## Short task
Rewrite the listing below, swapping each "x-tick-label" for "x-axis-tick" and keeping everything else the same. Leave the pictures out.

## Provided entries
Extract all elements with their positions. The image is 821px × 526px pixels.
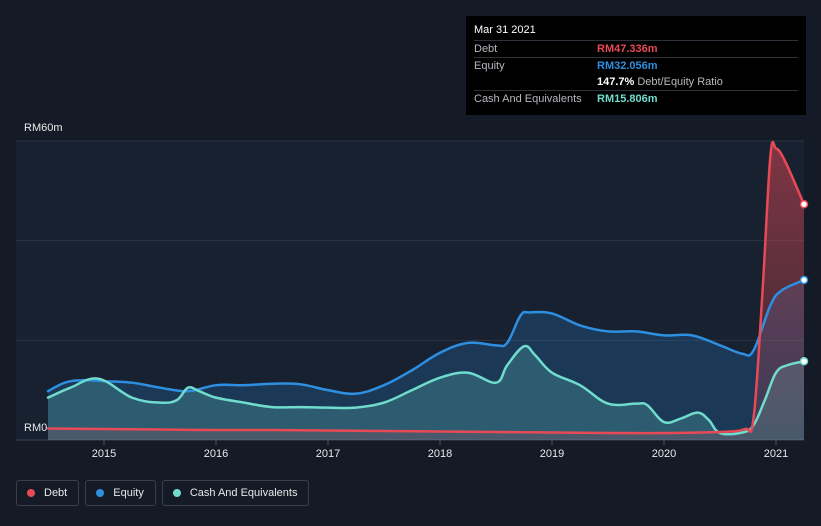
chart-legend: Debt Equity Cash And Equivalents bbox=[16, 480, 310, 506]
equity-end-marker bbox=[799, 275, 809, 285]
tooltip-cash-label: Cash And Equivalents bbox=[474, 93, 582, 105]
tooltip-equity-label: Equity bbox=[474, 60, 505, 72]
tooltip-row-debt: Debt RM47.336m bbox=[474, 40, 798, 57]
tooltip-ratio-value: 147.7% bbox=[597, 76, 635, 88]
tooltip-row-cash: Cash And Equivalents RM15.806m bbox=[474, 90, 798, 107]
cash-dot-icon bbox=[172, 489, 181, 497]
legend-item-cash[interactable]: Cash And Equivalents bbox=[161, 480, 310, 506]
cash-and-equivalents-end-marker bbox=[799, 357, 809, 366]
series-end-markers bbox=[799, 200, 809, 366]
x-axis-ticks: 2015 2016 2017 2018 2019 2020 2021 bbox=[92, 440, 788, 460]
cash-and-equivalents-area bbox=[48, 345, 804, 440]
equity-area bbox=[48, 280, 804, 440]
y-axis-top-label: RM60m bbox=[24, 122, 63, 134]
tooltip-debt-value: RM47.336m bbox=[597, 43, 658, 55]
tooltip-date: Mar 31 2021 bbox=[474, 24, 536, 36]
x-tick-label: 2021 bbox=[764, 448, 788, 460]
tooltip-equity-value: RM32.056m bbox=[597, 60, 658, 72]
x-tick-label: 2019 bbox=[540, 448, 564, 460]
hover-tooltip: Mar 31 2021 Debt RM47.336m Equity RM32.0… bbox=[466, 16, 806, 115]
x-tick-label: 2017 bbox=[316, 448, 340, 460]
x-tick-label: 2020 bbox=[652, 448, 676, 460]
tooltip-ratio-label: Debt/Equity Ratio bbox=[637, 76, 723, 88]
series-areas bbox=[48, 141, 804, 440]
tooltip-row-ratio: 147.7% Debt/Equity Ratio bbox=[474, 74, 798, 90]
x-tick-label: 2015 bbox=[92, 448, 116, 460]
legend-label-equity: Equity bbox=[113, 487, 144, 499]
debt-line bbox=[46, 140, 806, 435]
x-tick-label: 2016 bbox=[204, 448, 228, 460]
legend-label-debt: Debt bbox=[44, 487, 68, 499]
legend-item-equity[interactable]: Equity bbox=[85, 480, 156, 506]
equity-line bbox=[46, 278, 806, 396]
equity-dot-icon bbox=[96, 489, 105, 497]
tooltip-row-equity: Equity RM32.056m bbox=[474, 57, 798, 74]
debt-dot-icon bbox=[27, 489, 35, 497]
y-axis-zero-label: RM0 bbox=[24, 422, 48, 434]
debt-end-marker bbox=[799, 200, 809, 209]
series-lines bbox=[46, 140, 806, 436]
tooltip-cash-value: RM15.806m bbox=[597, 93, 658, 105]
legend-item-debt[interactable]: Debt bbox=[16, 480, 80, 506]
tooltip-debt-label: Debt bbox=[474, 43, 498, 55]
legend-label-cash: Cash And Equivalents bbox=[189, 487, 298, 499]
x-tick-label: 2018 bbox=[428, 448, 452, 460]
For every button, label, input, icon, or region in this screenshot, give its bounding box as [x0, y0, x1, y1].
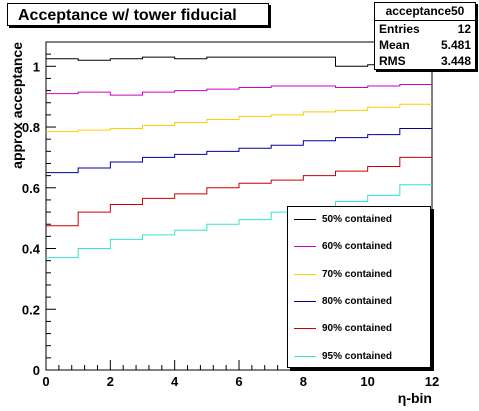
- chart-title: Acceptance w/ tower fiducial: [7, 3, 269, 26]
- series-line-3: [46, 103, 432, 133]
- x-tick-label: 0: [42, 374, 49, 389]
- series-line-5: [46, 156, 432, 227]
- stats-row-rms: RMS 3.448: [375, 53, 475, 69]
- legend-swatch: [294, 328, 316, 330]
- x-tick-label: 4: [171, 374, 179, 389]
- legend-swatch: [294, 300, 316, 302]
- series-line-1: [46, 56, 432, 67]
- stats-value: 5.481: [440, 38, 471, 52]
- x-tick-label: 12: [425, 374, 439, 389]
- y-axis-title: approx acceptance: [9, 42, 25, 169]
- y-tick-label: 0: [33, 363, 40, 378]
- legend-swatch: [294, 219, 316, 220]
- y-tick-label: 0.8: [22, 120, 40, 135]
- x-tick-label: 8: [300, 374, 307, 389]
- legend-entry: 90% contained: [288, 322, 428, 336]
- legend-entry: 50% contained: [288, 213, 428, 227]
- stats-value: 12: [457, 22, 471, 36]
- stats-label: Entries: [379, 22, 420, 36]
- legend-label: 70% contained: [322, 268, 393, 280]
- stats-name: acceptance50: [375, 3, 475, 21]
- series-line-6: [46, 184, 432, 259]
- y-tick-label: 0.2: [22, 302, 40, 317]
- x-tick-label: 10: [360, 374, 374, 389]
- legend-swatch: [294, 355, 316, 357]
- legend-swatch: [294, 273, 316, 275]
- y-tick-label: 1: [33, 59, 40, 74]
- legend-entry: 70% contained: [288, 268, 428, 282]
- legend-entry: 95% contained: [288, 350, 428, 364]
- legend-swatch: [294, 246, 316, 248]
- stats-label: Mean: [379, 38, 410, 52]
- series-line-4: [46, 128, 432, 174]
- legend-label: 95% contained: [322, 350, 393, 362]
- legend-label: 80% contained: [322, 295, 393, 307]
- x-tick-label: 6: [235, 374, 242, 389]
- legend-label: 50% contained: [322, 214, 393, 225]
- y-tick-label: 0.6: [22, 181, 40, 196]
- legend-entry: 60% contained: [288, 240, 428, 254]
- legend: 50% contained 60% contained 70% contained 8…: [287, 206, 431, 368]
- x-axis-title: η-bin: [398, 390, 432, 406]
- legend-label: 60% contained: [322, 241, 393, 253]
- stats-row-mean: Mean 5.481: [375, 37, 475, 53]
- stats-label: RMS: [379, 54, 406, 68]
- stats-row-entries: Entries 12: [375, 21, 475, 37]
- series-line-2: [46, 84, 432, 96]
- x-tick-label: 2: [107, 374, 114, 389]
- stats-value: 3.448: [440, 54, 471, 68]
- legend-entry: 80% contained: [288, 295, 428, 309]
- y-tick-label: 0.4: [22, 242, 41, 257]
- legend-label: 90% contained: [322, 323, 393, 335]
- stats-box: acceptance50 Entries 12 Mean 5.481 RMS 3…: [374, 2, 476, 70]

## Output below
Extract all elements with their positions. The image is 821px × 526px pixels.
chart-legend: Debt Equity Cash And Equivalents bbox=[16, 480, 310, 506]
equity-end-marker bbox=[799, 275, 809, 285]
tooltip-cash-label: Cash And Equivalents bbox=[474, 93, 582, 105]
tooltip-equity-label: Equity bbox=[474, 60, 505, 72]
tooltip-row-debt: Debt RM47.336m bbox=[474, 40, 798, 57]
tooltip-ratio-value: 147.7% bbox=[597, 76, 635, 88]
tooltip-row-cash: Cash And Equivalents RM15.806m bbox=[474, 90, 798, 107]
cash-dot-icon bbox=[172, 489, 181, 497]
legend-item-cash[interactable]: Cash And Equivalents bbox=[161, 480, 310, 506]
cash-and-equivalents-end-marker bbox=[799, 357, 809, 366]
series-end-markers bbox=[799, 200, 809, 366]
x-axis-ticks: 2015 2016 2017 2018 2019 2020 2021 bbox=[92, 440, 788, 460]
cash-and-equivalents-area bbox=[48, 345, 804, 440]
equity-area bbox=[48, 280, 804, 440]
y-axis-top-label: RM60m bbox=[24, 122, 63, 134]
tooltip-debt-value: RM47.336m bbox=[597, 43, 658, 55]
tooltip-date: Mar 31 2021 bbox=[474, 24, 536, 36]
x-axis-tick: 2021 bbox=[764, 448, 788, 460]
tooltip-equity-value: RM32.056m bbox=[597, 60, 658, 72]
x-axis-tick: 2019 bbox=[540, 448, 564, 460]
hover-tooltip: Mar 31 2021 Debt RM47.336m Equity RM32.0… bbox=[466, 16, 806, 115]
x-axis-tick: 2017 bbox=[316, 448, 340, 460]
x-axis-tick: 2020 bbox=[652, 448, 676, 460]
tooltip-ratio-label: Debt/Equity Ratio bbox=[637, 76, 723, 88]
series-areas bbox=[48, 141, 804, 440]
tooltip-row-ratio: 147.7% Debt/Equity Ratio bbox=[474, 74, 798, 90]
x-axis-tick: 2015 bbox=[92, 448, 116, 460]
legend-label-equity: Equity bbox=[113, 487, 144, 499]
debt-line bbox=[46, 140, 806, 435]
x-axis-tick: 2016 bbox=[204, 448, 228, 460]
legend-label-debt: Debt bbox=[44, 487, 68, 499]
legend-item-equity[interactable]: Equity bbox=[85, 480, 156, 506]
equity-line bbox=[46, 278, 806, 396]
equity-dot-icon bbox=[96, 489, 105, 497]
tooltip-row-equity: Equity RM32.056m bbox=[474, 57, 798, 74]
debt-dot-icon bbox=[27, 489, 35, 497]
y-axis-zero-label: RM0 bbox=[24, 422, 48, 434]
debt-end-marker bbox=[799, 200, 809, 209]
series-lines bbox=[46, 140, 806, 436]
tooltip-cash-value: RM15.806m bbox=[597, 93, 658, 105]
legend-item-debt[interactable]: Debt bbox=[16, 480, 80, 506]
tooltip-debt-label: Debt bbox=[474, 43, 498, 55]
legend-label-cash: Cash And Equivalents bbox=[189, 487, 298, 499]
x-axis-tick: 2018 bbox=[428, 448, 452, 460]
For every button, label, input, icon, or region in this screenshot, give its bounding box as [x0, y0, x1, y1].
- chart-title: Acceptance w/ tower fiducial: [7, 3, 269, 26]
- series-line-3: [46, 103, 432, 133]
- x-axis-tick: 0: [42, 374, 49, 389]
- series-line-5: [46, 156, 432, 227]
- stats-row-rms: RMS 3.448: [375, 53, 475, 69]
- legend-swatch: [294, 328, 316, 330]
- x-axis-tick: 4: [171, 374, 179, 389]
- legend-swatch: [294, 300, 316, 302]
- series-line-1: [46, 56, 432, 67]
- stats-value: 5.481: [440, 38, 471, 52]
- x-axis-tick: 12: [425, 374, 439, 389]
- y-axis-title: approx acceptance: [9, 42, 25, 169]
- y-tick-label: 0: [33, 363, 40, 378]
- legend-swatch: [294, 219, 316, 220]
- y-tick-label: 0.8: [22, 120, 40, 135]
- x-axis-tick: 8: [300, 374, 307, 389]
- legend-entry: 90% contained: [288, 322, 428, 336]
- legend-entry: 50% contained: [288, 213, 428, 227]
- stats-value: 12: [457, 22, 471, 36]
- stats-label: Entries: [379, 22, 420, 36]
- legend-label: 70% contained: [322, 268, 393, 280]
- stats-name: acceptance50: [375, 3, 475, 21]
- series-line-6: [46, 184, 432, 259]
- y-tick-label: 0.2: [22, 302, 40, 317]
- x-axis-tick: 10: [360, 374, 374, 389]
- legend-swatch: [294, 355, 316, 357]
- legend-swatch: [294, 273, 316, 275]
- y-tick-label: 1: [33, 59, 40, 74]
- legend-entry: 70% contained: [288, 268, 428, 282]
- legend-entry: 95% contained: [288, 350, 428, 364]
- legend-swatch: [294, 246, 316, 248]
- stats-label: Mean: [379, 38, 410, 52]
- series-line-4: [46, 128, 432, 174]
- legend-label: 95% contained: [322, 350, 393, 362]
- legend-label: 80% contained: [322, 295, 393, 307]
- x-axis-tick: 6: [235, 374, 242, 389]
- legend-label: 50% contained: [322, 214, 393, 225]
- y-tick-label: 0.6: [22, 181, 40, 196]
- legend-entry: 60% contained: [288, 240, 428, 254]
- legend: 50% contained 60% contained 70% contained 8…: [287, 206, 431, 368]
- x-axis-title: η-bin: [398, 390, 432, 406]
- legend-label: 60% contained: [322, 241, 393, 253]
- stats-row-mean: Mean 5.481: [375, 37, 475, 53]
- stats-label: RMS: [379, 54, 406, 68]
- stats-row-entries: Entries 12: [375, 21, 475, 37]
- series-line-2: [46, 84, 432, 96]
- x-axis-tick: 2: [107, 374, 114, 389]
- stats-value: 3.448: [440, 54, 471, 68]
- legend-entry: 80% contained: [288, 295, 428, 309]
- y-tick-label: 0.4: [22, 242, 41, 257]
- legend-label: 90% contained: [322, 323, 393, 335]
- stats-box: acceptance50 Entries 12 Mean 5.481 RMS 3…: [374, 2, 476, 70]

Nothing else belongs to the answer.